- [WHAT YOU HAVE TO DO] Omit every image, and transcribe the remaining entries exactly as given.

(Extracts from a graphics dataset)
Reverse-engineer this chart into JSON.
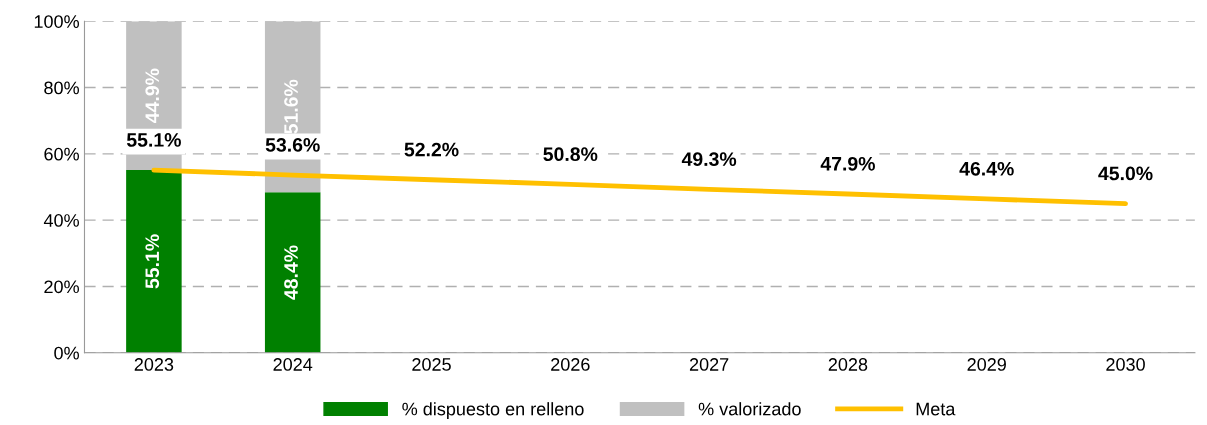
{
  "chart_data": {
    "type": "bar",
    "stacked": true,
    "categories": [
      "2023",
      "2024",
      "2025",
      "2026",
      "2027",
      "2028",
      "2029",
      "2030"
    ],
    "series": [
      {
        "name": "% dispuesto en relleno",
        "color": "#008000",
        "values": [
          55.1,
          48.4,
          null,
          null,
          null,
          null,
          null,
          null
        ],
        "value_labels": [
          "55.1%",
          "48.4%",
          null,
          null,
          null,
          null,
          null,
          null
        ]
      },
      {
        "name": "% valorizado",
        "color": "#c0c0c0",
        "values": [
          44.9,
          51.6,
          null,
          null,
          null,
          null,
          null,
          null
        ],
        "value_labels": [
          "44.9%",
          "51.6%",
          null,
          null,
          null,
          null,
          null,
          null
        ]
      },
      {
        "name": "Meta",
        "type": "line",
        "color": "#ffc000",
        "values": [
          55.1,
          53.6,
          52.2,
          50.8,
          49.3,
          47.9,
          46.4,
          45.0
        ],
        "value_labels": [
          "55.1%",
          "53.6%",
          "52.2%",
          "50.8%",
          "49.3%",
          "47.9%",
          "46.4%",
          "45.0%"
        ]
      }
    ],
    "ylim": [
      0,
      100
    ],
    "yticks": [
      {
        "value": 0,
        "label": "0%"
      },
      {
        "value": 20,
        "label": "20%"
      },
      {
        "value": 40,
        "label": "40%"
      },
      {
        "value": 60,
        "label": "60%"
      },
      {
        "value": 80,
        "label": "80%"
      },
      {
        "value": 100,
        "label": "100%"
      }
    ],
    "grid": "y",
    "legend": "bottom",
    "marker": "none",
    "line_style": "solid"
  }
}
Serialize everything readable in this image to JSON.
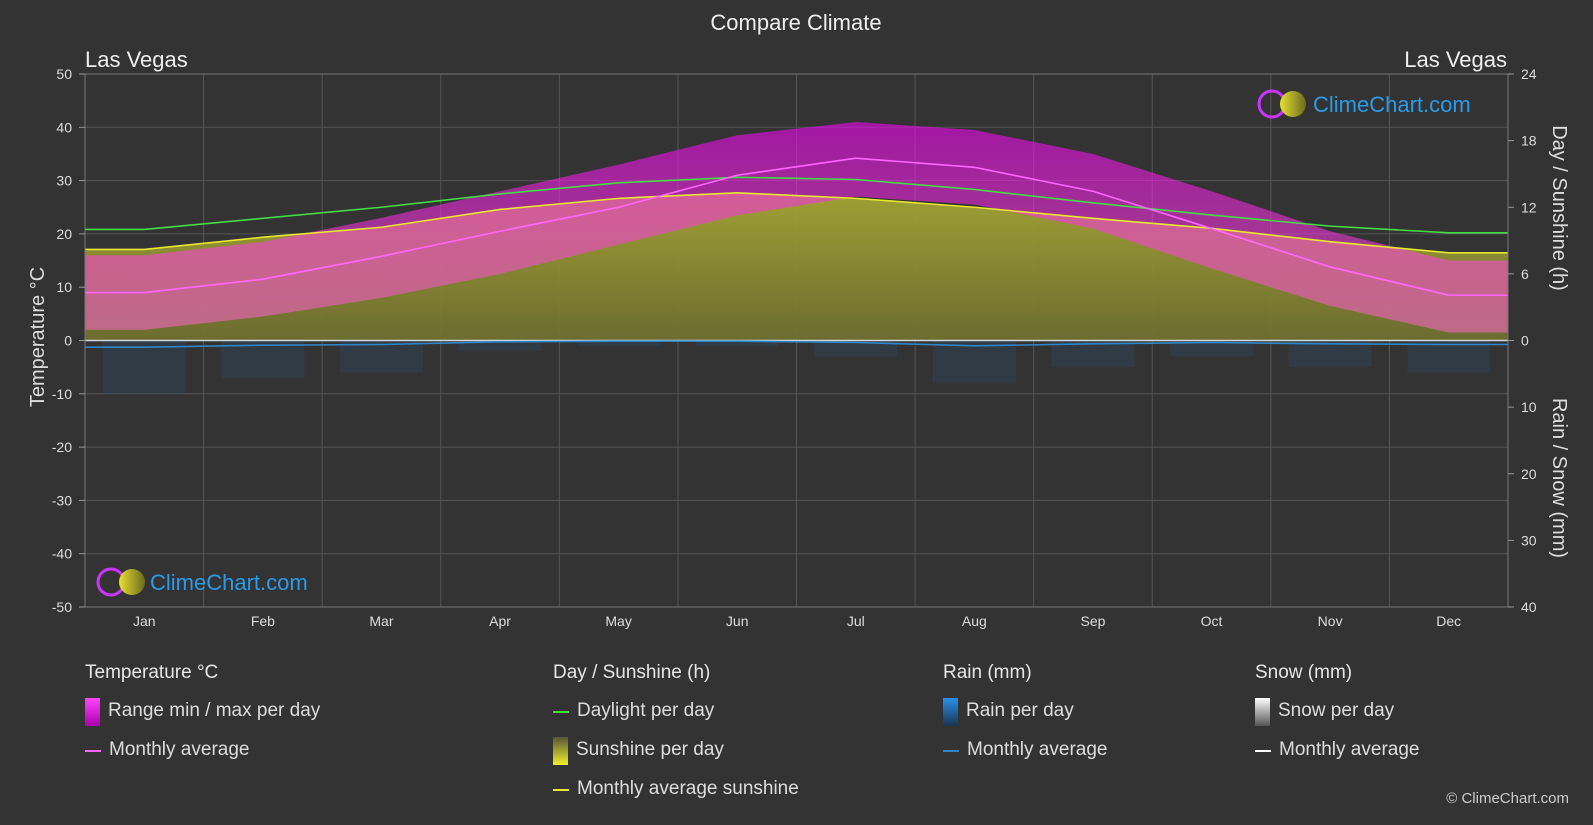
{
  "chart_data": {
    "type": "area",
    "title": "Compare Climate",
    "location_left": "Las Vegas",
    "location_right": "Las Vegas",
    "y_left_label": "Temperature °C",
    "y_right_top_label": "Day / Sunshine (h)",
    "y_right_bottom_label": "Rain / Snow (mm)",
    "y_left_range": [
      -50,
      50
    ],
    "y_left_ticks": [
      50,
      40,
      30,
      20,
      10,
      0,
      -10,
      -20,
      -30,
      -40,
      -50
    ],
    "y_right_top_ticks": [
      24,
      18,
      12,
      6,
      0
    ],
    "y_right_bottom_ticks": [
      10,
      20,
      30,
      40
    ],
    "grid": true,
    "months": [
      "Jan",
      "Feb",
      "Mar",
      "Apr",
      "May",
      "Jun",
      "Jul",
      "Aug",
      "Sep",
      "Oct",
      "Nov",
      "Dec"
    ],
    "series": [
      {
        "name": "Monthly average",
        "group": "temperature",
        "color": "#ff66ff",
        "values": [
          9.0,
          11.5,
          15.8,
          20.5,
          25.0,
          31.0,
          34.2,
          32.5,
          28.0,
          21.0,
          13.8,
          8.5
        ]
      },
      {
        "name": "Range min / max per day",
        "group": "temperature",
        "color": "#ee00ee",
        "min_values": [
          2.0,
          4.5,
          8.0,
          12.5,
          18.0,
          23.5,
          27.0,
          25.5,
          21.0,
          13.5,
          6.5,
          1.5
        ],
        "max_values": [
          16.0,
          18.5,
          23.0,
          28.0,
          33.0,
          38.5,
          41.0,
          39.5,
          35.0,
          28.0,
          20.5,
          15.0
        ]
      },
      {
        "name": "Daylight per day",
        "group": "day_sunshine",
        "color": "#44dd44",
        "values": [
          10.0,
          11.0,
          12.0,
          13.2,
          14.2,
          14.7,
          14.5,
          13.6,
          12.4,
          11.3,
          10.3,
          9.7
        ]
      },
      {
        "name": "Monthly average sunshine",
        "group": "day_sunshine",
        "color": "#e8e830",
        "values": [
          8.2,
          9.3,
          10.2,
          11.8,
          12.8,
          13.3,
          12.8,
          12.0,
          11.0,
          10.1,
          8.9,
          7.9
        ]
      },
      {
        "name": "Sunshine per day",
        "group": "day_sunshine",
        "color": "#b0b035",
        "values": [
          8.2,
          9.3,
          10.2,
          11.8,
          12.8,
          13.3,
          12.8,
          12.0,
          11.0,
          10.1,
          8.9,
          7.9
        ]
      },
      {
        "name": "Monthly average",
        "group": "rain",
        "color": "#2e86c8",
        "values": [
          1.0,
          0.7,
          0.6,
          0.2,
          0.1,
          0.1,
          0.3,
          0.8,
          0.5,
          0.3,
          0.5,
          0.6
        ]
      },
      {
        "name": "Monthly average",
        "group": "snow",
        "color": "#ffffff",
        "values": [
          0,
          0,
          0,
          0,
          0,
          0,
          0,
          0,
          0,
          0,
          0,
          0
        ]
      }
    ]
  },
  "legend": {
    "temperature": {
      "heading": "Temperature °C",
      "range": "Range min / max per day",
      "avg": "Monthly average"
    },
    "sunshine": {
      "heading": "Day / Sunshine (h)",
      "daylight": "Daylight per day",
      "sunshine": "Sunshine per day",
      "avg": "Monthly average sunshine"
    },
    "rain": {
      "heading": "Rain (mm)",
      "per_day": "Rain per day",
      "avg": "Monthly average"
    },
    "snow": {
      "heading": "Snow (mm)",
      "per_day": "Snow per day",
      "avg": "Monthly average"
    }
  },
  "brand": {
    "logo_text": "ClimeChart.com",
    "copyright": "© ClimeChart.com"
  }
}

- [THE SOLUTION]
Reverse-engineer this chart into JSON.
{
  "chart_data": {
    "type": "bar",
    "stacked": true,
    "categories": [
      "2023",
      "2024",
      "2025",
      "2026",
      "2027",
      "2028",
      "2029",
      "2030"
    ],
    "series": [
      {
        "name": "% dispuesto en relleno",
        "color": "#008000",
        "values": [
          55.1,
          48.4,
          null,
          null,
          null,
          null,
          null,
          null
        ],
        "value_labels": [
          "55.1%",
          "48.4%",
          null,
          null,
          null,
          null,
          null,
          null
        ]
      },
      {
        "name": "% valorizado",
        "color": "#c0c0c0",
        "values": [
          44.9,
          51.6,
          null,
          null,
          null,
          null,
          null,
          null
        ],
        "value_labels": [
          "44.9%",
          "51.6%",
          null,
          null,
          null,
          null,
          null,
          null
        ]
      },
      {
        "name": "Meta",
        "type": "line",
        "color": "#ffc000",
        "values": [
          55.1,
          53.6,
          52.2,
          50.8,
          49.3,
          47.9,
          46.4,
          45.0
        ],
        "value_labels": [
          "55.1%",
          "53.6%",
          "52.2%",
          "50.8%",
          "49.3%",
          "47.9%",
          "46.4%",
          "45.0%"
        ]
      }
    ],
    "ylim": [
      0,
      100
    ],
    "yticks": [
      {
        "value": 0,
        "label": "0%"
      },
      {
        "value": 20,
        "label": "20%"
      },
      {
        "value": 40,
        "label": "40%"
      },
      {
        "value": 60,
        "label": "60%"
      },
      {
        "value": 80,
        "label": "80%"
      },
      {
        "value": 100,
        "label": "100%"
      }
    ],
    "grid": "y",
    "legend": "bottom",
    "marker": "none",
    "line_style": "solid"
  }
}
Serialize everything readable in this image to JSON.
{
  "chart_data": {
    "type": "area",
    "title": "Compare Climate",
    "location_left": "Las Vegas",
    "location_right": "Las Vegas",
    "y_left_label": "Temperature °C",
    "y_right_top_label": "Day / Sunshine (h)",
    "y_right_bottom_label": "Rain / Snow (mm)",
    "y_left_range": [
      -50,
      50
    ],
    "y_left_ticks": [
      50,
      40,
      30,
      20,
      10,
      0,
      -10,
      -20,
      -30,
      -40,
      -50
    ],
    "y_right_top_ticks": [
      24,
      18,
      12,
      6,
      0
    ],
    "y_right_bottom_ticks": [
      10,
      20,
      30,
      40
    ],
    "grid": true,
    "months": [
      "Jan",
      "Feb",
      "Mar",
      "Apr",
      "May",
      "Jun",
      "Jul",
      "Aug",
      "Sep",
      "Oct",
      "Nov",
      "Dec"
    ],
    "series": [
      {
        "name": "Monthly average",
        "group": "temperature",
        "color": "#ff66ff",
        "values": [
          9.0,
          11.5,
          15.8,
          20.5,
          25.0,
          31.0,
          34.2,
          32.5,
          28.0,
          21.0,
          13.8,
          8.5
        ]
      },
      {
        "name": "Range min / max per day",
        "group": "temperature",
        "color": "#ee00ee",
        "min_values": [
          2.0,
          4.5,
          8.0,
          12.5,
          18.0,
          23.5,
          27.0,
          25.5,
          21.0,
          13.5,
          6.5,
          1.5
        ],
        "max_values": [
          16.0,
          18.5,
          23.0,
          28.0,
          33.0,
          38.5,
          41.0,
          39.5,
          35.0,
          28.0,
          20.5,
          15.0
        ]
      },
      {
        "name": "Daylight per day",
        "group": "day_sunshine",
        "color": "#44dd44",
        "values": [
          10.0,
          11.0,
          12.0,
          13.2,
          14.2,
          14.7,
          14.5,
          13.6,
          12.4,
          11.3,
          10.3,
          9.7
        ]
      },
      {
        "name": "Monthly average sunshine",
        "group": "day_sunshine",
        "color": "#e8e830",
        "values": [
          8.2,
          9.3,
          10.2,
          11.8,
          12.8,
          13.3,
          12.8,
          12.0,
          11.0,
          10.1,
          8.9,
          7.9
        ]
      },
      {
        "name": "Sunshine per day",
        "group": "day_sunshine",
        "color": "#b0b035",
        "values": [
          8.2,
          9.3,
          10.2,
          11.8,
          12.8,
          13.3,
          12.8,
          12.0,
          11.0,
          10.1,
          8.9,
          7.9
        ]
      },
      {
        "name": "Monthly average",
        "group": "rain",
        "color": "#2e86c8",
        "values": [
          1.0,
          0.7,
          0.6,
          0.2,
          0.1,
          0.1,
          0.3,
          0.8,
          0.5,
          0.3,
          0.5,
          0.6
        ]
      },
      {
        "name": "Monthly average",
        "group": "snow",
        "color": "#ffffff",
        "values": [
          0,
          0,
          0,
          0,
          0,
          0,
          0,
          0,
          0,
          0,
          0,
          0
        ]
      }
    ]
  },
  "legend": {
    "temperature": {
      "heading": "Temperature °C",
      "range": "Range min / max per day",
      "avg": "Monthly average"
    },
    "sunshine": {
      "heading": "Day / Sunshine (h)",
      "daylight": "Daylight per day",
      "sunshine": "Sunshine per day",
      "avg": "Monthly average sunshine"
    },
    "rain": {
      "heading": "Rain (mm)",
      "per_day": "Rain per day",
      "avg": "Monthly average"
    },
    "snow": {
      "heading": "Snow (mm)",
      "per_day": "Snow per day",
      "avg": "Monthly average"
    }
  },
  "brand": {
    "logo_text": "ClimeChart.com",
    "copyright": "© ClimeChart.com"
  }
}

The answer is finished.